[Dataset items]
####
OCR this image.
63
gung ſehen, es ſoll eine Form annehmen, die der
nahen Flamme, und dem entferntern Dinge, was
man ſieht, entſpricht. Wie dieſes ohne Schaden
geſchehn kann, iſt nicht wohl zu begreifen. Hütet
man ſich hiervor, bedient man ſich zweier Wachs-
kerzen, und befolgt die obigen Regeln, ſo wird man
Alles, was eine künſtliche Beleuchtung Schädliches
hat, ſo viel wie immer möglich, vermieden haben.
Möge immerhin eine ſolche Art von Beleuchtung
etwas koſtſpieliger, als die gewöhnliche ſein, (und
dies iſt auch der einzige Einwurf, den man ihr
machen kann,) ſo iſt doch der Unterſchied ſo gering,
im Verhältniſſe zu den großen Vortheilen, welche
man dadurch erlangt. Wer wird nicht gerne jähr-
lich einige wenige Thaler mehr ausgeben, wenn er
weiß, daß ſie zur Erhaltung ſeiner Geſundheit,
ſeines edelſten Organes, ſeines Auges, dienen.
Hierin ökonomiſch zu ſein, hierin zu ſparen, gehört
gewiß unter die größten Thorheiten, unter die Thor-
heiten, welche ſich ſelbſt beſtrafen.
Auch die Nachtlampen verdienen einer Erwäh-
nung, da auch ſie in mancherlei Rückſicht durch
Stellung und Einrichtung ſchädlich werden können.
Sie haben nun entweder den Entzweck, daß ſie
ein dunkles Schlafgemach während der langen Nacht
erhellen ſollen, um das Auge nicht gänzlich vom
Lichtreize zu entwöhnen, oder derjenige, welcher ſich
####
From the records above, extract each line exactly as shown.

* The reply:
OCR this image.
63
gung ſehen, es ſoll eine Form annehmen, die der
nahen Flamme, und dem entferntern Dinge, was
man ſieht, entſpricht. Wie dieſes ohne Schaden
geſchehn kann, iſt nicht wohl zu begreifen. Hütet
man ſich hiervor, bedient man ſich zweier Wachs-
kerzen, und befolgt die obigen Regeln, ſo wird man
Alles, was eine künſtliche Beleuchtung Schädliches
hat, ſo viel wie immer möglich, vermieden haben.
Möge immerhin eine ſolche Art von Beleuchtung
etwas koſtſpieliger, als die gewöhnliche ſein, (und
dies iſt auch der einzige Einwurf, den man ihr
machen kann,) ſo iſt doch der Unterſchied ſo gering,
im Verhältniſſe zu den großen Vortheilen, welche
man dadurch erlangt. Wer wird nicht gerne jähr-
lich einige wenige Thaler mehr ausgeben, wenn er
weiß, daß ſie zur Erhaltung ſeiner Geſundheit,
ſeines edelſten Organes, ſeines Auges, dienen.
Hierin ökonomiſch zu ſein, hierin zu ſparen, gehört
gewiß unter die größten Thorheiten, unter die Thor-
heiten, welche ſich ſelbſt beſtrafen.
Auch die Nachtlampen verdienen einer Erwäh-
nung, da auch ſie in mancherlei Rückſicht durch
Stellung und Einrichtung ſchädlich werden können.
Sie haben nun entweder den Entzweck, daß ſie
ein dunkles Schlafgemach während der langen Nacht
erhellen ſollen, um das Auge nicht gänzlich vom
Lichtreize zu entwöhnen, oder derjenige, welcher ſich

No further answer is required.